▸ Task instructions: Each line that holds the word "JSON" counts once; report how many lines do so and nothing else.

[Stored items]

○ ○ ○ ○

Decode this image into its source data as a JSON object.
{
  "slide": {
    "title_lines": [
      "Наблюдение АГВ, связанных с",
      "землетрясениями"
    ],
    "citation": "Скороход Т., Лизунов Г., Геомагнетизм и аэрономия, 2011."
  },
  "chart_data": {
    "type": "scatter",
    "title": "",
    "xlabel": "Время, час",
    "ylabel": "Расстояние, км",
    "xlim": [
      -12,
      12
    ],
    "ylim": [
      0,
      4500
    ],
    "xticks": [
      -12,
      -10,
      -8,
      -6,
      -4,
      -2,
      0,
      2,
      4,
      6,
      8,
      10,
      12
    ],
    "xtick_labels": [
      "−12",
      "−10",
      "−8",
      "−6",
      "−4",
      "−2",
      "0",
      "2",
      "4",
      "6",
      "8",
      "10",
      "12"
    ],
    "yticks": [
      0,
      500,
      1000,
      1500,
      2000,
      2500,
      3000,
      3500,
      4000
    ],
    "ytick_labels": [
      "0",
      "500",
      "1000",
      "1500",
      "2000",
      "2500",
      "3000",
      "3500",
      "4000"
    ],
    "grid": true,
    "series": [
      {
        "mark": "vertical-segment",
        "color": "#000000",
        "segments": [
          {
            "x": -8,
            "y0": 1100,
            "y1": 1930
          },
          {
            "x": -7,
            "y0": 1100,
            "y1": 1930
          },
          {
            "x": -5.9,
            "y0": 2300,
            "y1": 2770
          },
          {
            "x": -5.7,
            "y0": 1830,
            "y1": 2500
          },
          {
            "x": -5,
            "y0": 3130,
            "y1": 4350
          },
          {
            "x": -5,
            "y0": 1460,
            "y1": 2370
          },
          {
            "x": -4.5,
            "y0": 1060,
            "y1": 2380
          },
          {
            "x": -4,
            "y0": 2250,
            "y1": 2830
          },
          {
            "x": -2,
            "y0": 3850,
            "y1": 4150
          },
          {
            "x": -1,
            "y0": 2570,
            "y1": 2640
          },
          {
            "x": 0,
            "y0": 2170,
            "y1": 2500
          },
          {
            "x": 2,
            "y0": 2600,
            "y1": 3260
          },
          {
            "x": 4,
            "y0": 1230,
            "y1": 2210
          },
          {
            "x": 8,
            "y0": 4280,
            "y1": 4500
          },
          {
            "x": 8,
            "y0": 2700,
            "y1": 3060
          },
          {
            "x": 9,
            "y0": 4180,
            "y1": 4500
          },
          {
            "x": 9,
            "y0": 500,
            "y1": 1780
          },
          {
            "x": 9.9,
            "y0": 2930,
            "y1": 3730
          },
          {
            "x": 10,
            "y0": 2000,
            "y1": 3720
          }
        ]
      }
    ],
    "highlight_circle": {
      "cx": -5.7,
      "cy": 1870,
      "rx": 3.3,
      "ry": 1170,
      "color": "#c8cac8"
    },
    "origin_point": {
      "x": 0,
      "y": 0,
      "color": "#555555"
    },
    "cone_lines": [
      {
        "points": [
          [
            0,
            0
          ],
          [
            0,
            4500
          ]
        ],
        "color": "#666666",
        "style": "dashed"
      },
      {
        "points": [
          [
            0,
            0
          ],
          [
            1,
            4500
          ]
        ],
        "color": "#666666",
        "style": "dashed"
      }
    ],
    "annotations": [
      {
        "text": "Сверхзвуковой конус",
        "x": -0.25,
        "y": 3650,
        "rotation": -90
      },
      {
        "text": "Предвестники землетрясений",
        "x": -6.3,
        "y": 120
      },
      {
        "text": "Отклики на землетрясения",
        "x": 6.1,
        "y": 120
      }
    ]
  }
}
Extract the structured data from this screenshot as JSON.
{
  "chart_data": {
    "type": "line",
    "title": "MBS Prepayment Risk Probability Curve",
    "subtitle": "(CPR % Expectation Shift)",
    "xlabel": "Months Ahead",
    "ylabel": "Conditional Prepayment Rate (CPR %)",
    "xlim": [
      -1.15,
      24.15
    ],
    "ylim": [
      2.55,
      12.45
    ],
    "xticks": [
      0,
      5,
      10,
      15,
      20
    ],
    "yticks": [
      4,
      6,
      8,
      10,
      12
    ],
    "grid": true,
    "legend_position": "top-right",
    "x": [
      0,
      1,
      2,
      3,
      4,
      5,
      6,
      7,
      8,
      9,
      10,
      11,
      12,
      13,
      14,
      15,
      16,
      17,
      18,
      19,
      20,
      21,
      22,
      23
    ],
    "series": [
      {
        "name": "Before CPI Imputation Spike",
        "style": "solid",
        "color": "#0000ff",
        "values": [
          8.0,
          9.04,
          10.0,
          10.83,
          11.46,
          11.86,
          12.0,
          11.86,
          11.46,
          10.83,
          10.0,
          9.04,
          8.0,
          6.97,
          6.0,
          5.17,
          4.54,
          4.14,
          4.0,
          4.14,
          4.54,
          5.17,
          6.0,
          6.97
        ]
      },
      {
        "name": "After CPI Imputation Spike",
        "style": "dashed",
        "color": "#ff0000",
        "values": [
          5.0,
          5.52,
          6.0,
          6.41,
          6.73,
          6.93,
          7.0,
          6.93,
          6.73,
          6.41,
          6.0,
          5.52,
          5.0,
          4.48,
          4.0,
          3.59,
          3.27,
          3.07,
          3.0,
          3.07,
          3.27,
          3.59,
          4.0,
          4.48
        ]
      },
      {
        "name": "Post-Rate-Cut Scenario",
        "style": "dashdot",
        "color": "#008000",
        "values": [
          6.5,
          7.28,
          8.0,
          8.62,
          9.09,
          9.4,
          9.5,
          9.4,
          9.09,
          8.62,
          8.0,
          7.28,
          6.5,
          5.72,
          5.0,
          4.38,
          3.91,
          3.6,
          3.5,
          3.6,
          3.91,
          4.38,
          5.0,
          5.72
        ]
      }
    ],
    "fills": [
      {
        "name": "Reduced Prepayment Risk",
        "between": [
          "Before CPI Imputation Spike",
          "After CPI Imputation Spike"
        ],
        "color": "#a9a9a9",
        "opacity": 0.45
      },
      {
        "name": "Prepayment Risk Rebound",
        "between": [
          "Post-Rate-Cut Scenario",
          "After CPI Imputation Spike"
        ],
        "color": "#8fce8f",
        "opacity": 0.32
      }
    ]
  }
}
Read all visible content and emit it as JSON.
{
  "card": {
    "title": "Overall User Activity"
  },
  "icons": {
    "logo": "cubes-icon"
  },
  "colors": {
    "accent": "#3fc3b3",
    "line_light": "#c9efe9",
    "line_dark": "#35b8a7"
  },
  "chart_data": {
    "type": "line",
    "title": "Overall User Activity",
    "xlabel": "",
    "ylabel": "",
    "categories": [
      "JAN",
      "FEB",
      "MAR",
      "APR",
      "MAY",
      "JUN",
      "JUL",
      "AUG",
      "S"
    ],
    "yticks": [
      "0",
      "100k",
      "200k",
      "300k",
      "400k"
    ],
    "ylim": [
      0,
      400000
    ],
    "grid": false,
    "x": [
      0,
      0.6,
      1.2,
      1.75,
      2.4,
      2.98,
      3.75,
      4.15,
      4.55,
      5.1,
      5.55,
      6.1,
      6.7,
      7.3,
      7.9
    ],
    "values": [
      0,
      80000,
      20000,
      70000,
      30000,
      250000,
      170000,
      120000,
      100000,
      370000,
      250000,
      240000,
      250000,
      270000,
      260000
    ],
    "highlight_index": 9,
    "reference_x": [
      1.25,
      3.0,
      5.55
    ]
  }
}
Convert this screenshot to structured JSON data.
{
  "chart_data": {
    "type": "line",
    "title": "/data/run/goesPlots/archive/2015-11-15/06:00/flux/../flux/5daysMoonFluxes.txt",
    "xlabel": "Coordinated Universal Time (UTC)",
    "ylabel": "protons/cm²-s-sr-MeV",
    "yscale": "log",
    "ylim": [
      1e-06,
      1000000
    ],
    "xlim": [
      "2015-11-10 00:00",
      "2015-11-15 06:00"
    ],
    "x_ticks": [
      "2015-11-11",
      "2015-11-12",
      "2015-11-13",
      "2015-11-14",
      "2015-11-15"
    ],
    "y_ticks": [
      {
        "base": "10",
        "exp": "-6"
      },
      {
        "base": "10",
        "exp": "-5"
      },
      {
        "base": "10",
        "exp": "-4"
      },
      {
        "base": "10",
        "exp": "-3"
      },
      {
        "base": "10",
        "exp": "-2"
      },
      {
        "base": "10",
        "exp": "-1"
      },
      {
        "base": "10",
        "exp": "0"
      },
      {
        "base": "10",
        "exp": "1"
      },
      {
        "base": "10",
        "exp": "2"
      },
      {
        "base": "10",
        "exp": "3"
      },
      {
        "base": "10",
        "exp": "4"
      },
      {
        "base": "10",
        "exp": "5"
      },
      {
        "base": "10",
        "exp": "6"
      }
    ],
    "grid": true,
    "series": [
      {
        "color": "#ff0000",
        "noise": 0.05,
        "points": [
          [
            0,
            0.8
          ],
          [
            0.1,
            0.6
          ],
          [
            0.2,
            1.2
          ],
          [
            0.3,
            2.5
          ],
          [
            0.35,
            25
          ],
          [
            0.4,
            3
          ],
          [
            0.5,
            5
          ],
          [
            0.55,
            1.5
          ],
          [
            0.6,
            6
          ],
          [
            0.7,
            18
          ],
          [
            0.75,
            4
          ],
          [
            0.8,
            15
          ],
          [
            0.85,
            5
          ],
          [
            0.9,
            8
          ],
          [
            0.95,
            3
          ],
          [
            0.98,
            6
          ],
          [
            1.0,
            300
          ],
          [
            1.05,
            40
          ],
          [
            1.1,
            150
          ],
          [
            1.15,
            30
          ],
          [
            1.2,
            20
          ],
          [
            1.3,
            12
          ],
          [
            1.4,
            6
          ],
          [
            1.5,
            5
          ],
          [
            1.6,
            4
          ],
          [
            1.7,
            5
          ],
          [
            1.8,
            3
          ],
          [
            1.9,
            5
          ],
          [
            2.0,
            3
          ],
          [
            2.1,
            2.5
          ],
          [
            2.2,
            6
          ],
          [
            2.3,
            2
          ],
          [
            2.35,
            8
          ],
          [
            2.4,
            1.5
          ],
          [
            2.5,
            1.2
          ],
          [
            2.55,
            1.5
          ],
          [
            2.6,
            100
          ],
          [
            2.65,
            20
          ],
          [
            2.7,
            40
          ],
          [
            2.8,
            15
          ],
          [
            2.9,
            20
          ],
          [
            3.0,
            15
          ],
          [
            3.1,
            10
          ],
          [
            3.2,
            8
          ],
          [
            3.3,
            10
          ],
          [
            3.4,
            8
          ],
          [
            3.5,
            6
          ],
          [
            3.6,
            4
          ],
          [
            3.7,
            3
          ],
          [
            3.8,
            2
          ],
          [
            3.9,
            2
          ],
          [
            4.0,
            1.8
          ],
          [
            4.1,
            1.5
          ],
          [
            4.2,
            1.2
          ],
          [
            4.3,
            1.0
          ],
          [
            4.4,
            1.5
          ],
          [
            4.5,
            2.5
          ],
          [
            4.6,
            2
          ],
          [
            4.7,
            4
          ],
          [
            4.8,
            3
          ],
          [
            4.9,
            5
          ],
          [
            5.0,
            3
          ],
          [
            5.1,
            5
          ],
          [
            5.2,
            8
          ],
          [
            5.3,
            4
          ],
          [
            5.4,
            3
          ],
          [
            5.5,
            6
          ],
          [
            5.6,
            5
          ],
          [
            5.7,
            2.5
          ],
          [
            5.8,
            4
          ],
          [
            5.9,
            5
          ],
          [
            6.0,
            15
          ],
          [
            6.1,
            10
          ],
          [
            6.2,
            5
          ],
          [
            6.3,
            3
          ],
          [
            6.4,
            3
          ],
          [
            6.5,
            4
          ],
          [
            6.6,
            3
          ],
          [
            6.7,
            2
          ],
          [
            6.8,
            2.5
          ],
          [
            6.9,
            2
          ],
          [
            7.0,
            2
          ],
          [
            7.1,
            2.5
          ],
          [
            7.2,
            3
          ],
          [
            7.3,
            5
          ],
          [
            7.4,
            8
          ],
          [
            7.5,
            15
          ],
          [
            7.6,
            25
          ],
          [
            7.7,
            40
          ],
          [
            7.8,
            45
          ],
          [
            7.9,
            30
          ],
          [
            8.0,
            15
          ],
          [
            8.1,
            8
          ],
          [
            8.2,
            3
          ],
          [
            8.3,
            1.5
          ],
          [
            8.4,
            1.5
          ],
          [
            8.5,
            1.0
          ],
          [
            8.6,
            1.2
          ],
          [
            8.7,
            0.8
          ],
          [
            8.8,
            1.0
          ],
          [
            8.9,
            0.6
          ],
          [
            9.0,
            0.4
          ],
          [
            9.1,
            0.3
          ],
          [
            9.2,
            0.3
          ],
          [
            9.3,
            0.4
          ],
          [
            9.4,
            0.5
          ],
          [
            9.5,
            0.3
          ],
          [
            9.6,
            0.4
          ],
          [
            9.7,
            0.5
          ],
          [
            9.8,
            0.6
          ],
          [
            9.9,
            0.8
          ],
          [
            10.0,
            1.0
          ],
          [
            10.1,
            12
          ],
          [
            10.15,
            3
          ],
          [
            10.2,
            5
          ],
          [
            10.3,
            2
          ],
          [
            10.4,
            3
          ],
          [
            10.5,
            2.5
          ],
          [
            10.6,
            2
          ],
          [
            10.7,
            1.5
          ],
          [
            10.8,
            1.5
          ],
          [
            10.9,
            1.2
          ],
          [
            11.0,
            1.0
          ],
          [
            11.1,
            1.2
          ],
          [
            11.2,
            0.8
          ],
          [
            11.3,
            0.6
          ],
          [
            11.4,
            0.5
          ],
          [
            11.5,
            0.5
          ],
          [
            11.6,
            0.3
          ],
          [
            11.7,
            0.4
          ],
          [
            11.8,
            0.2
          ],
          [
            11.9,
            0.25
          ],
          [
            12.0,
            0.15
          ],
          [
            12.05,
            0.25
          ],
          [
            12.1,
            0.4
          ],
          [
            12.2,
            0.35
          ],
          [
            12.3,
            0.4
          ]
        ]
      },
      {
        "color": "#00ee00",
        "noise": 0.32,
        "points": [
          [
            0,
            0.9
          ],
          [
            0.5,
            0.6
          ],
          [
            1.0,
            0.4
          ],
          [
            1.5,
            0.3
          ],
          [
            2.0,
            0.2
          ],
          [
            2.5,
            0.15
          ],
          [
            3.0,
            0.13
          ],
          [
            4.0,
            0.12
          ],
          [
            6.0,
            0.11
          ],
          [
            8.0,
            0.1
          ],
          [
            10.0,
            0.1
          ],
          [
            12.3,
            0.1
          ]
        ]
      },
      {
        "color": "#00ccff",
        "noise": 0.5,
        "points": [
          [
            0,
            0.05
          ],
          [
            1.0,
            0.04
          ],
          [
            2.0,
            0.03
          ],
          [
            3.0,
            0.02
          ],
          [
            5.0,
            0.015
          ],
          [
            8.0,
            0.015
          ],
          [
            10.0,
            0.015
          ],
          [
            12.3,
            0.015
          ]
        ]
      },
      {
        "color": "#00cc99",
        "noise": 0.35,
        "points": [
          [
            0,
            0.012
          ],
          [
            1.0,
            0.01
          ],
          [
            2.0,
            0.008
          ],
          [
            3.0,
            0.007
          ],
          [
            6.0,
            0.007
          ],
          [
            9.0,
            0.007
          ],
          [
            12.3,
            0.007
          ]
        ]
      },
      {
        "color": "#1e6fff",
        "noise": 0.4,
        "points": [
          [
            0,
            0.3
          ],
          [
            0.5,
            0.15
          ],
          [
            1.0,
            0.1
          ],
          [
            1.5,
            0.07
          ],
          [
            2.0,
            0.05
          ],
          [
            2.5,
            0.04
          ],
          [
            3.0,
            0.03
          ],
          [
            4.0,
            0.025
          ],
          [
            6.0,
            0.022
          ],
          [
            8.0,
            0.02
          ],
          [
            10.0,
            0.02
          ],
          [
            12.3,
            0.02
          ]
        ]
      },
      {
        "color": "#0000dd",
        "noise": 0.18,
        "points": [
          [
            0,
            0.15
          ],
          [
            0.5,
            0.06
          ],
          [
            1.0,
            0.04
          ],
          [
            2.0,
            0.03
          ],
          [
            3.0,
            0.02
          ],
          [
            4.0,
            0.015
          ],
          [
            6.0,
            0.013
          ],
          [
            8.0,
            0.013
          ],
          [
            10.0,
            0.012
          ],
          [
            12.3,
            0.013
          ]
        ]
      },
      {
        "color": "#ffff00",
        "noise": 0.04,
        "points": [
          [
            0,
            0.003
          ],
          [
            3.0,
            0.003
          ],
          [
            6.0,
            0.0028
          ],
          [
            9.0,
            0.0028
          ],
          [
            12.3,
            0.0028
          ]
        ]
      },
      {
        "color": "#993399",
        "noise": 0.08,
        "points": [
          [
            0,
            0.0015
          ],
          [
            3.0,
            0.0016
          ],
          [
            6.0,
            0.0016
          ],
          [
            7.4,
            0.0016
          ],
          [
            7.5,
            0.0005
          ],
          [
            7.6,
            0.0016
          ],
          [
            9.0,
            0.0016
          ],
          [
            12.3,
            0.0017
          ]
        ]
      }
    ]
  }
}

○ ○ ○ ○

▸ The answer: 4